### TASK OBJECTIVE:
Please copy the records below line for line, without changing anything.

Layout dataset records:
'''
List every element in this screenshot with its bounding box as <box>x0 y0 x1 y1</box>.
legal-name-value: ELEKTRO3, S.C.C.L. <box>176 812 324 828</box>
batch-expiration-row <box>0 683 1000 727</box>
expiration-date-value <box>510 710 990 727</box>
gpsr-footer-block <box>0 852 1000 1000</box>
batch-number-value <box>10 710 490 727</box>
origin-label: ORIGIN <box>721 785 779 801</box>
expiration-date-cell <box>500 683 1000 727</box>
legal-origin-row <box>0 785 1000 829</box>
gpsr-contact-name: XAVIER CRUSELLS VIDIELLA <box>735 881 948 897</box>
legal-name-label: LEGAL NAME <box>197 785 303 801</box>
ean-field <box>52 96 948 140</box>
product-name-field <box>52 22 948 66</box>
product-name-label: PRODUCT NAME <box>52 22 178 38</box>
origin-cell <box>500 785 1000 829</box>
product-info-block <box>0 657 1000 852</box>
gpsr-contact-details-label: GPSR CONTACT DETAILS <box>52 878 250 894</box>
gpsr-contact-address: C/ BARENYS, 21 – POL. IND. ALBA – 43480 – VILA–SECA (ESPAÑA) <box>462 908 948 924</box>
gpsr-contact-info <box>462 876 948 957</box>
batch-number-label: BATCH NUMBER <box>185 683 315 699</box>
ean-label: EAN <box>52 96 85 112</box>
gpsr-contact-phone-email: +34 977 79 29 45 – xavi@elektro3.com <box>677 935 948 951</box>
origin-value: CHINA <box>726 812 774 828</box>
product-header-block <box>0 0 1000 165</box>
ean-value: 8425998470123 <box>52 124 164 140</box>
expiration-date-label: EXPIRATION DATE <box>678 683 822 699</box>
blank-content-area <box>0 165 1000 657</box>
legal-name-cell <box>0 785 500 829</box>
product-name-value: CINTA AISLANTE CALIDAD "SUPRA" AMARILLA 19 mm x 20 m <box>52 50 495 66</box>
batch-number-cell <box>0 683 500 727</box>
'''
### THE SOLUTION:
List every element in this screenshot with its bounding box as <box>x0 y0 x1 y1</box>.
legal-name-value: ELEKTRO3, S.C.C.L. <box>176 812 324 828</box>
batch-expiration-row <box>0 683 1000 727</box>
expiration-date-value <box>510 710 990 727</box>
gpsr-footer-block <box>0 852 1000 1000</box>
batch-number-value <box>10 710 490 727</box>
origin-label: ORIGIN <box>721 785 779 801</box>
expiration-date-cell <box>500 683 1000 727</box>
legal-origin-row <box>0 785 1000 829</box>
gpsr-contact-name: XAVIER CRUSELLS VIDIELLA <box>735 881 948 897</box>
legal-name-label: LEGAL NAME <box>197 785 303 801</box>
ean-field <box>52 96 948 140</box>
product-name-field <box>52 22 948 66</box>
product-name-label: PRODUCT NAME <box>52 22 178 38</box>
origin-cell <box>500 785 1000 829</box>
product-info-block <box>0 657 1000 852</box>
gpsr-contact-details-label: GPSR CONTACT DETAILS <box>52 878 250 894</box>
gpsr-contact-address: C/ BARENYS, 21 – POL. IND. ALBA – 43480 – VILA–SECA (ESPAÑA) <box>462 908 948 924</box>
gpsr-contact-info <box>462 876 948 957</box>
batch-number-label: BATCH NUMBER <box>185 683 315 699</box>
ean-label: EAN <box>52 96 85 112</box>
gpsr-contact-phone-email: +34 977 79 29 45 – xavi@elektro3.com <box>677 935 948 951</box>
origin-value: CHINA <box>726 812 774 828</box>
product-header-block <box>0 0 1000 165</box>
ean-value: 8425998470123 <box>52 124 164 140</box>
expiration-date-label: EXPIRATION DATE <box>678 683 822 699</box>
blank-content-area <box>0 165 1000 657</box>
legal-name-cell <box>0 785 500 829</box>
product-name-value: CINTA AISLANTE CALIDAD "SUPRA" AMARILLA 19 mm x 20 m <box>52 50 495 66</box>
batch-number-cell <box>0 683 500 727</box>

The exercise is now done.